» **Exercise brief**: Write out the material below again, unchanged.

» **Provided entries**:
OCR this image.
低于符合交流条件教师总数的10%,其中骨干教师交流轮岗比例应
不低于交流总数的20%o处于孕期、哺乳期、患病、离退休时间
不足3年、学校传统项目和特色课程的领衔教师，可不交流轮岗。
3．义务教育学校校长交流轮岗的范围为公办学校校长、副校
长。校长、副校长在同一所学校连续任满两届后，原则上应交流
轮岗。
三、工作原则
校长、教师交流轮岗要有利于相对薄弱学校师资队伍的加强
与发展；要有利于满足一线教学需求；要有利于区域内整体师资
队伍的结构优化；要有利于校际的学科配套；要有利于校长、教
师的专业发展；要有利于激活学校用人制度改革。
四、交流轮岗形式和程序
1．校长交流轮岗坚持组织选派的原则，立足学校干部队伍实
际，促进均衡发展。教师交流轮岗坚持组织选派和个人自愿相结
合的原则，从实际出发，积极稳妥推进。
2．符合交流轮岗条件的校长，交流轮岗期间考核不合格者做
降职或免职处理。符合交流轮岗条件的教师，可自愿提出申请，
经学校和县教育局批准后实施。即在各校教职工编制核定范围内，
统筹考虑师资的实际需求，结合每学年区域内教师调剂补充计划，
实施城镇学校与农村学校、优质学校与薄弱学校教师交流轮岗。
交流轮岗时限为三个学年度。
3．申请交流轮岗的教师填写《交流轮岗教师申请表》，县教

» **Answer below**:
OCR this image.
低于符合交流条件教师总数的10%,其中骨干教师交流轮岗比例应
不低于交流总数的20%o处于孕期、哺乳期、患病、离退休时间
不足3年、学校传统项目和特色课程的领衔教师，可不交流轮岗。
3．义务教育学校校长交流轮岗的范围为公办学校校长、副校
长。校长、副校长在同一所学校连续任满两届后，原则上应交流
轮岗。
三、工作原则
校长、教师交流轮岗要有利于相对薄弱学校师资队伍的加强
与发展；要有利于满足一线教学需求；要有利于区域内整体师资
队伍的结构优化；要有利于校际的学科配套；要有利于校长、教
师的专业发展；要有利于激活学校用人制度改革。
四、交流轮岗形式和程序
1．校长交流轮岗坚持组织选派的原则，立足学校干部队伍实
际，促进均衡发展。教师交流轮岗坚持组织选派和个人自愿相结
合的原则，从实际出发，积极稳妥推进。
2．符合交流轮岗条件的校长，交流轮岗期间考核不合格者做
降职或免职处理。符合交流轮岗条件的教师，可自愿提出申请，
经学校和县教育局批准后实施。即在各校教职工编制核定范围内，
统筹考虑师资的实际需求，结合每学年区域内教师调剂补充计划，
实施城镇学校与农村学校、优质学校与薄弱学校教师交流轮岗。
交流轮岗时限为三个学年度。
3．申请交流轮岗的教师填写《交流轮岗教师申请表》，县教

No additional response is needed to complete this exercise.